Objective
Quote all entries exactly, leaving pictures aside.

>> START

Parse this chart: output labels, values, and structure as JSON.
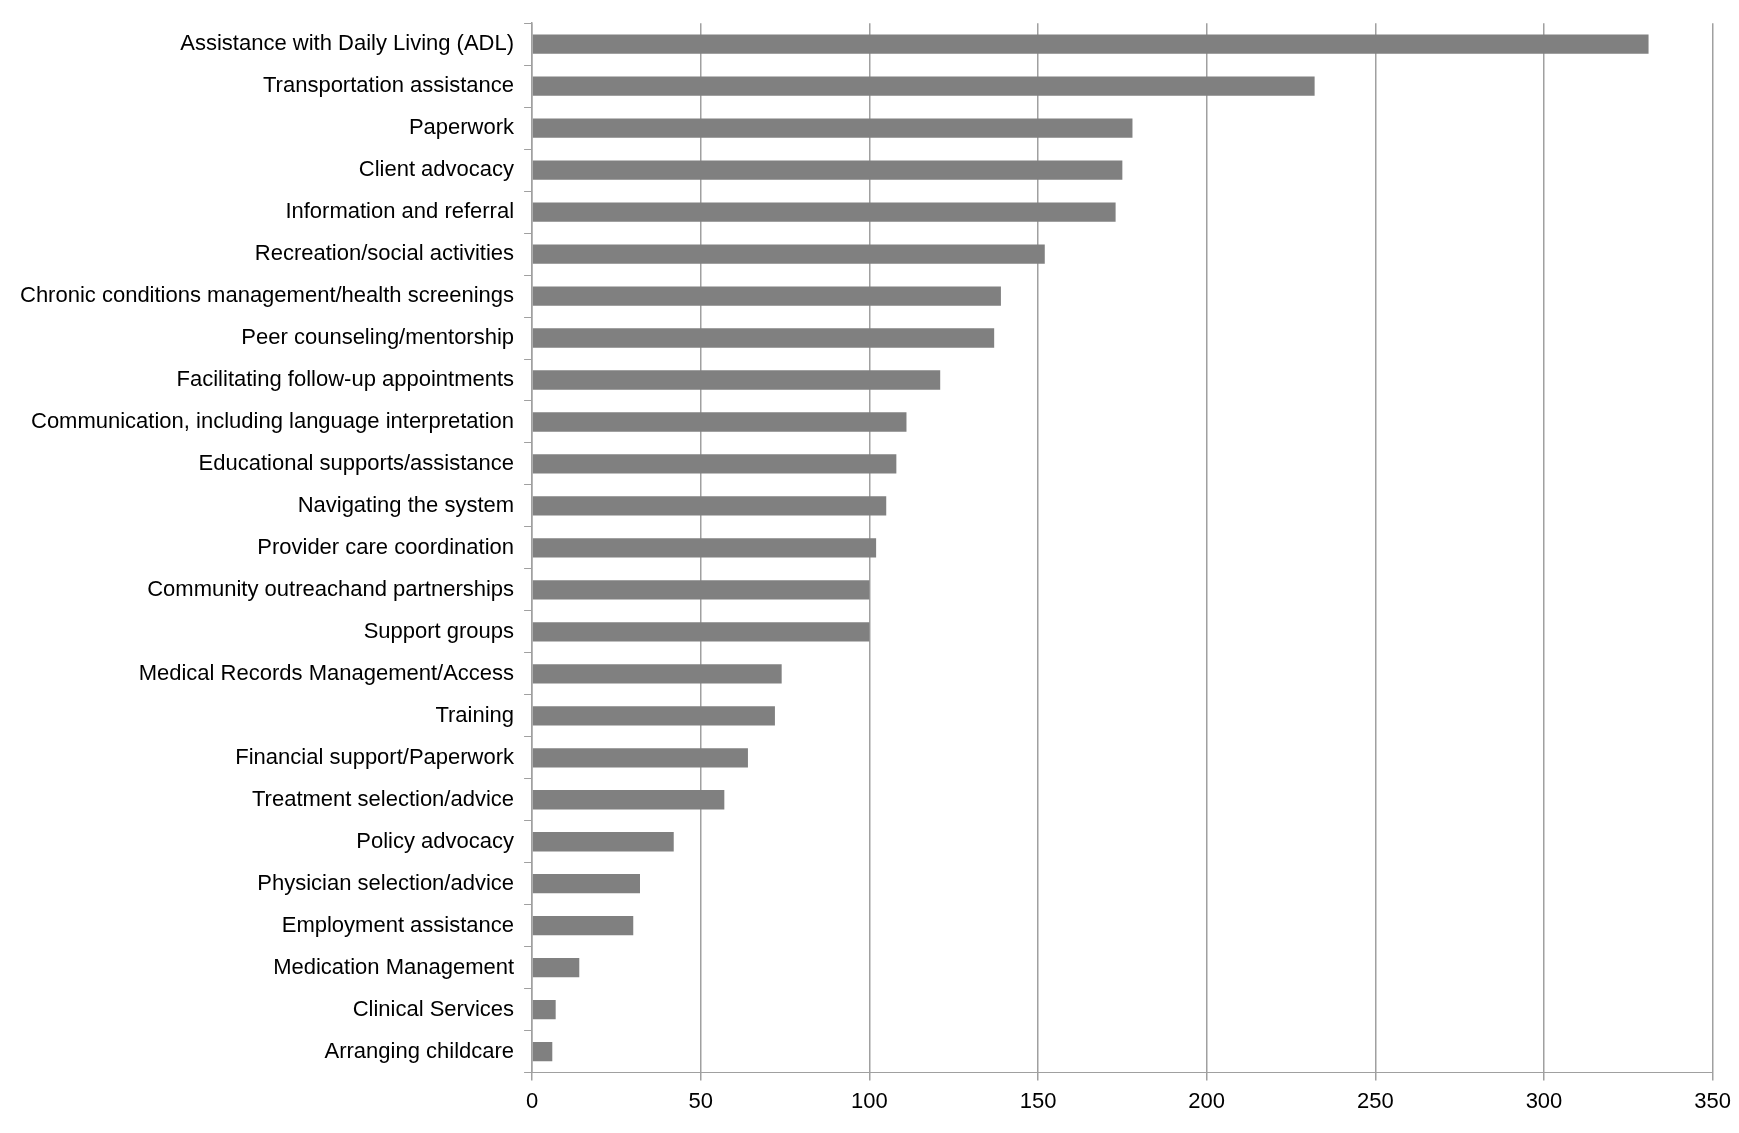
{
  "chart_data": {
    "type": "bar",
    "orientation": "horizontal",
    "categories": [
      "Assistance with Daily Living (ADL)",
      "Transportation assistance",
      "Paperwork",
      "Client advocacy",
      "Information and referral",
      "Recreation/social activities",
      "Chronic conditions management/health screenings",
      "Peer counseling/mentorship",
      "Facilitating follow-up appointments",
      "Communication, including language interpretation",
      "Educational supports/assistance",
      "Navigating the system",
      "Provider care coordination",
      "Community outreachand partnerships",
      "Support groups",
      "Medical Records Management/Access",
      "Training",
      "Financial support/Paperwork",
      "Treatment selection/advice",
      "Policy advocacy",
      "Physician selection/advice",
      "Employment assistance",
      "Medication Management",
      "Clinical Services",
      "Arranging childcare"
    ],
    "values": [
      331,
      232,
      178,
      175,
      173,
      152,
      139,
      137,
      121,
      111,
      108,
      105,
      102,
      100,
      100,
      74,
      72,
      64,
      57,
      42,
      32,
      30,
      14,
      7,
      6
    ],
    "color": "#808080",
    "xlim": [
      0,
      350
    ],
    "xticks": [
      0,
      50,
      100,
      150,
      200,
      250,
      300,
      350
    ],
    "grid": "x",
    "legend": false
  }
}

>> END

Task solution
Parse this chart: output labels, values, and structure as JSON.
{
  "chart_data": {
    "type": "bar",
    "orientation": "horizontal",
    "categories": [
      "Assistance with Daily Living (ADL)",
      "Transportation assistance",
      "Paperwork",
      "Client advocacy",
      "Information and referral",
      "Recreation/social activities",
      "Chronic conditions management/health screenings",
      "Peer counseling/mentorship",
      "Facilitating follow-up appointments",
      "Communication, including language interpretation",
      "Educational supports/assistance",
      "Navigating the system",
      "Provider care coordination",
      "Community outreachand partnerships",
      "Support groups",
      "Medical Records Management/Access",
      "Training",
      "Financial support/Paperwork",
      "Treatment selection/advice",
      "Policy advocacy",
      "Physician selection/advice",
      "Employment assistance",
      "Medication Management",
      "Clinical Services",
      "Arranging childcare"
    ],
    "values": [
      331,
      232,
      178,
      175,
      173,
      152,
      139,
      137,
      121,
      111,
      108,
      105,
      102,
      100,
      100,
      74,
      72,
      64,
      57,
      42,
      32,
      30,
      14,
      7,
      6
    ],
    "color": "#808080",
    "xlim": [
      0,
      350
    ],
    "xticks": [
      0,
      50,
      100,
      150,
      200,
      250,
      300,
      350
    ],
    "grid": "x",
    "legend": false
  }
}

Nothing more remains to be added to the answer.